§ **What the task requires**
Where a line of the listing below includes the word "отдельному", reproduce that line.

§ **Stored rows**

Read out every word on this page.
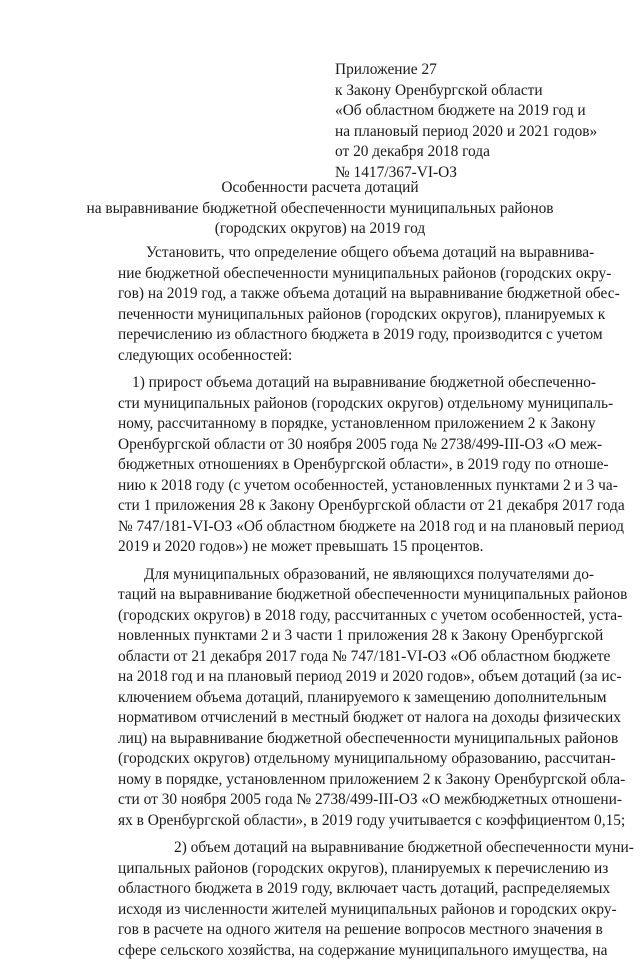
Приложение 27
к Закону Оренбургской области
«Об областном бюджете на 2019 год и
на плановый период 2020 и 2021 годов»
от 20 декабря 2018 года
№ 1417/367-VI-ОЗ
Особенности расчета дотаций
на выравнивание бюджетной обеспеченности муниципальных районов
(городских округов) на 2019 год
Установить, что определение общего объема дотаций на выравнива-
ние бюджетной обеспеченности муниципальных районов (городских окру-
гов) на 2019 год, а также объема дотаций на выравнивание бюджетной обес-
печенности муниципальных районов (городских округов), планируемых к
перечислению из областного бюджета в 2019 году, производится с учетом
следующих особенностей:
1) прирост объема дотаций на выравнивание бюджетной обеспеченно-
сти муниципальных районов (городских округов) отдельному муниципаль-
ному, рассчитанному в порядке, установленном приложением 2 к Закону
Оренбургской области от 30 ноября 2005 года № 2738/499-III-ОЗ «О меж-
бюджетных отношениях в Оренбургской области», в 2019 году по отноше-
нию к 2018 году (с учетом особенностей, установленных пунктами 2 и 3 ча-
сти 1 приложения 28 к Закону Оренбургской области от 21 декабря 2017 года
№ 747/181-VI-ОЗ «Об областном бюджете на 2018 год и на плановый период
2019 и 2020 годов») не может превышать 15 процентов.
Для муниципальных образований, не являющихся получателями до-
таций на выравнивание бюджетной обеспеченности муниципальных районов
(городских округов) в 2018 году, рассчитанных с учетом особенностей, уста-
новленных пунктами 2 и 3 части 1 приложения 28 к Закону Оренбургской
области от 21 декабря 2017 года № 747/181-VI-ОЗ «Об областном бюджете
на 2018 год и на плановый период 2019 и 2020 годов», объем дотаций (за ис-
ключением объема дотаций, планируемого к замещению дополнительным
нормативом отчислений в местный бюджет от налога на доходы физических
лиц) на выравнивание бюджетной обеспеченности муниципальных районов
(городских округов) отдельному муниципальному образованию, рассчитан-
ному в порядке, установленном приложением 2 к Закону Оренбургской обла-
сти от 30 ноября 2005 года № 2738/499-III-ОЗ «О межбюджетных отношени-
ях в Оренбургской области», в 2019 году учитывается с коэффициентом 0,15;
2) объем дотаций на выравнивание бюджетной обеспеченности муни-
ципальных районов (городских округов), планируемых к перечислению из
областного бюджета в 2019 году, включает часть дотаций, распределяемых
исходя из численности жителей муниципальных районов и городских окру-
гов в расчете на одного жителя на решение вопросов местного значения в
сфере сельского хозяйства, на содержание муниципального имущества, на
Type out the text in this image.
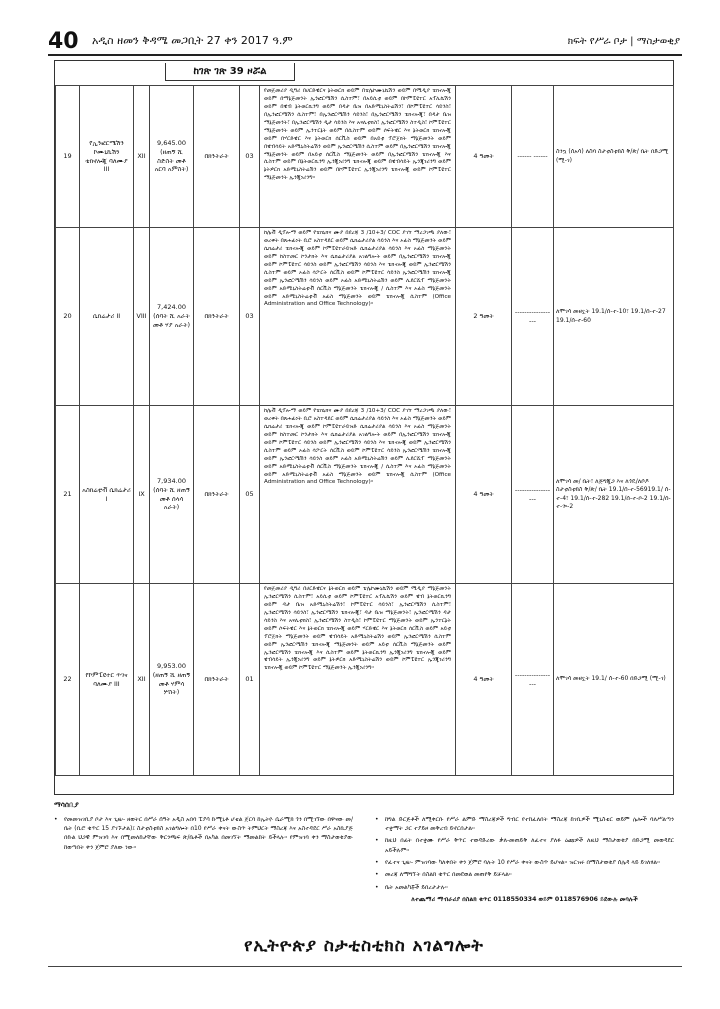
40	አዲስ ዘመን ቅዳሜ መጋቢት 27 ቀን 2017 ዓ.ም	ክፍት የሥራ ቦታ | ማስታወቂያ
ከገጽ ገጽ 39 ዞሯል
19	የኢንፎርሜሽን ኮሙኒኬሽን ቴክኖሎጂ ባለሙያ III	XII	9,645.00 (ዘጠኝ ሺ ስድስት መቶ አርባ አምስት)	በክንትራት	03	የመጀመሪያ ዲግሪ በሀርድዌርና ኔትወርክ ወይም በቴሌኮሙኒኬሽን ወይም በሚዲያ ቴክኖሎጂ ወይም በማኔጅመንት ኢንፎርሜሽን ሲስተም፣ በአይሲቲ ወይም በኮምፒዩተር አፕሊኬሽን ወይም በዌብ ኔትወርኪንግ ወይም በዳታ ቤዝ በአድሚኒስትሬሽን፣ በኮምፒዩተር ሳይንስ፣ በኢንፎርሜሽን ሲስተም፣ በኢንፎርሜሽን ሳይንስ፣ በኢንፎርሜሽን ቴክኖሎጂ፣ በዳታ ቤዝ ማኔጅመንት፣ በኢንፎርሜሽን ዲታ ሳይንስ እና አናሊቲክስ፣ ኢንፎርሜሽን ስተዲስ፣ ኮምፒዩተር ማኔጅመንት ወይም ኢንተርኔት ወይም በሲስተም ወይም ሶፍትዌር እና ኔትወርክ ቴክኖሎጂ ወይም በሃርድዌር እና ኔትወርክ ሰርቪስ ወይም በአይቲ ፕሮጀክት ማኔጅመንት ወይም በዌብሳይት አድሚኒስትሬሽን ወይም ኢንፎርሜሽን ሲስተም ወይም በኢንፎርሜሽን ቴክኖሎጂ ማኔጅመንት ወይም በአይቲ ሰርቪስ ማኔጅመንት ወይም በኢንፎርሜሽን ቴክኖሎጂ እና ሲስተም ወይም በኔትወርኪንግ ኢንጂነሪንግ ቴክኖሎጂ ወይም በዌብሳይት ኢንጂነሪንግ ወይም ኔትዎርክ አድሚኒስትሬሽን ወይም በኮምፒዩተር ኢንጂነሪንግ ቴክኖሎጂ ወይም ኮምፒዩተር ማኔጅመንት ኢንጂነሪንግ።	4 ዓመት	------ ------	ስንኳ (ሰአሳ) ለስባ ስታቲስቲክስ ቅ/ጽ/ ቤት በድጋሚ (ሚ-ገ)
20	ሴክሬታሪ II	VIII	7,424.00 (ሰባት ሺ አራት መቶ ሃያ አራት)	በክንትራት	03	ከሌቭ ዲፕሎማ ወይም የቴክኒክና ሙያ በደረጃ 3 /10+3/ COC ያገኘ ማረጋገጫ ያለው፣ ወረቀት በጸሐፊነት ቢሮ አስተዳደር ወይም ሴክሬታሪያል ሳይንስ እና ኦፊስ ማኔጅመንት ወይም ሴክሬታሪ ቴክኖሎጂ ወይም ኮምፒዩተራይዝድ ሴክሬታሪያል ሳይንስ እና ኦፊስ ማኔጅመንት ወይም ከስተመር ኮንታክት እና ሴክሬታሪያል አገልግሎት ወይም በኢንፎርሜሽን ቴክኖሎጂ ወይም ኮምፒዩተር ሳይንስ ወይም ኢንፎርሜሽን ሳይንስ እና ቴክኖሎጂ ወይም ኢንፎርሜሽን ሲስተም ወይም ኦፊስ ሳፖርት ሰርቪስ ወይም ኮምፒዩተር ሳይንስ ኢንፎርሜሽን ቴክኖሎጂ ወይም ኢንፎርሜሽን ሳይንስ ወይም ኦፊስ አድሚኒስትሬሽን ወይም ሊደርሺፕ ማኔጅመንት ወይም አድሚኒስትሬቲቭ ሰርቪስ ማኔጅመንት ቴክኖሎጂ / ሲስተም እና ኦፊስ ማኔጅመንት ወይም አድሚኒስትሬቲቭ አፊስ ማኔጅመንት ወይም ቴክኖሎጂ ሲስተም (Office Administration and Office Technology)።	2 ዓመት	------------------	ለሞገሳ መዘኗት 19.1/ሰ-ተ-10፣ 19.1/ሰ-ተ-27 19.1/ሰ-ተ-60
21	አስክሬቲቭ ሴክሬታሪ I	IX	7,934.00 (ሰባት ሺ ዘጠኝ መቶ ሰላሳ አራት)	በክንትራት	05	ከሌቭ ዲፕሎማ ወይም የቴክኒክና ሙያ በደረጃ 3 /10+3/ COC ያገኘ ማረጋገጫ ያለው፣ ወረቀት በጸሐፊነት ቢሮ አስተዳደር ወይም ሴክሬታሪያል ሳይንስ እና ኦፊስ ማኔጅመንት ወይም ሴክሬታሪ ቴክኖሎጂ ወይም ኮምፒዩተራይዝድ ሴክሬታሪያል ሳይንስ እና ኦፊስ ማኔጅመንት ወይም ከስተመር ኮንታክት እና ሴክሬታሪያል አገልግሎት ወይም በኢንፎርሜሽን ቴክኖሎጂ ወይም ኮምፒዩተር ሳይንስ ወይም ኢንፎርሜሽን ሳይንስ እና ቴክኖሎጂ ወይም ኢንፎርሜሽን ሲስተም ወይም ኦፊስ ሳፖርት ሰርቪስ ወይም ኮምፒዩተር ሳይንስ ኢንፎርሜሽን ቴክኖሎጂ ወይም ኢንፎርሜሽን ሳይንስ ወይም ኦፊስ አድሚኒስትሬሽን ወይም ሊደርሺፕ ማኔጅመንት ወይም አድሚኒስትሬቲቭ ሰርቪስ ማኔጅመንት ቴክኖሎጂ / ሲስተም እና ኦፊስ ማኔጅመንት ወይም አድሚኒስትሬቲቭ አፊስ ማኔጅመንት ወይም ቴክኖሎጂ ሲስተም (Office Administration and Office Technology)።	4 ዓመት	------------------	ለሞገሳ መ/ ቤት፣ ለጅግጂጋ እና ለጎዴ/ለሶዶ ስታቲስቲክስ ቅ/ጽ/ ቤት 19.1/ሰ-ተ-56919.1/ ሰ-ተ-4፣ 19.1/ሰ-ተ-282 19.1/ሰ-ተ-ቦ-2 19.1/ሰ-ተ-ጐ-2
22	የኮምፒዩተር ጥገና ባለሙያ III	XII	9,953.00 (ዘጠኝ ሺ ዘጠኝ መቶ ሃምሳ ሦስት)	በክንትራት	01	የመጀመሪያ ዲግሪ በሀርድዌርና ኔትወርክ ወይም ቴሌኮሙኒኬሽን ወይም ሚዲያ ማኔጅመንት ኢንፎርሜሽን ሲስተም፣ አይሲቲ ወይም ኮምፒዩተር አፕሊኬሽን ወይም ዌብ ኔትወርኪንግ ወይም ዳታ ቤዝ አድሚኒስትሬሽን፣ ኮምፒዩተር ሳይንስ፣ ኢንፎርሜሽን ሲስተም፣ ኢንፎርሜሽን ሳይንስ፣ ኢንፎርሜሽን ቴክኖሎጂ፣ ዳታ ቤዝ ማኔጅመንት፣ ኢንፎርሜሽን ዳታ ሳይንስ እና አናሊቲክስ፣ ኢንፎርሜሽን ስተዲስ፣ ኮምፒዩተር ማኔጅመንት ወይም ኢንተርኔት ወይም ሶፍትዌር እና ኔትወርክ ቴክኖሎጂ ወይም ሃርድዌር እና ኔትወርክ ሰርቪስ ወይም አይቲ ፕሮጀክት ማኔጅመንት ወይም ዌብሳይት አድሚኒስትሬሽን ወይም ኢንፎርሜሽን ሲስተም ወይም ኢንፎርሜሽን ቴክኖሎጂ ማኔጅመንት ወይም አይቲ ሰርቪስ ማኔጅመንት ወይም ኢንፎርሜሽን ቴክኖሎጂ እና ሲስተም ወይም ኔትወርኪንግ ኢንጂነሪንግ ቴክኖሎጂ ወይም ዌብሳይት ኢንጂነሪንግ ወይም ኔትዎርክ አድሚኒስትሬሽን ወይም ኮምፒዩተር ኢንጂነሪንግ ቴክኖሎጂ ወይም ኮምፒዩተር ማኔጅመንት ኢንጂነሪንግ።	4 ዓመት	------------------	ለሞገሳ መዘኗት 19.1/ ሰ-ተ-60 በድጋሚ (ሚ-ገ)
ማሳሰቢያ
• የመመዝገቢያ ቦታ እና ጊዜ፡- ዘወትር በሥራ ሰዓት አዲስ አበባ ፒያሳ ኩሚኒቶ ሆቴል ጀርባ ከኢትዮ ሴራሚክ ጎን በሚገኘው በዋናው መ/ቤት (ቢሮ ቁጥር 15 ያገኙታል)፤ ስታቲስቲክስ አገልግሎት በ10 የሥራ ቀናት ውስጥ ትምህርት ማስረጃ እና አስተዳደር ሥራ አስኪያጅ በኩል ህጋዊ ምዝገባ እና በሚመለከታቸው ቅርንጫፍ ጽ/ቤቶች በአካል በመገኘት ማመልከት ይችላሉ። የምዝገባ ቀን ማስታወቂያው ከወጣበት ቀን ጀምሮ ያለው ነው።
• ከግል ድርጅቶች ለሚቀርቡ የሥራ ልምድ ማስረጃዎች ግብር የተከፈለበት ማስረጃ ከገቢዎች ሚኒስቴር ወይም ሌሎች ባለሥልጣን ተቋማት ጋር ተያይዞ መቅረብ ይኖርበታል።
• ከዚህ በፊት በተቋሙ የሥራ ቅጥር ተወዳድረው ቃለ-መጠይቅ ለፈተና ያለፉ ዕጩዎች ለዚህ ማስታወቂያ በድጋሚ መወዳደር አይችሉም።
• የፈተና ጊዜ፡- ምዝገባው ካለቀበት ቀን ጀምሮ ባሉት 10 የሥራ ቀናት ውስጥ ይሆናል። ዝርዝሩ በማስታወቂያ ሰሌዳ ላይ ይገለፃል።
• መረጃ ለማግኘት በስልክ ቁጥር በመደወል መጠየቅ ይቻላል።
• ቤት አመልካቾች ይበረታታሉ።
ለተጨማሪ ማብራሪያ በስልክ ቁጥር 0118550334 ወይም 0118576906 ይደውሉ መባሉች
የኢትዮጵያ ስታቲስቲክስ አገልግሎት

§ **Written answer**
сти муниципальных районов (городских округов) отдельному муниципаль-
(городских округов) отдельному муниципальному образованию, рассчитан-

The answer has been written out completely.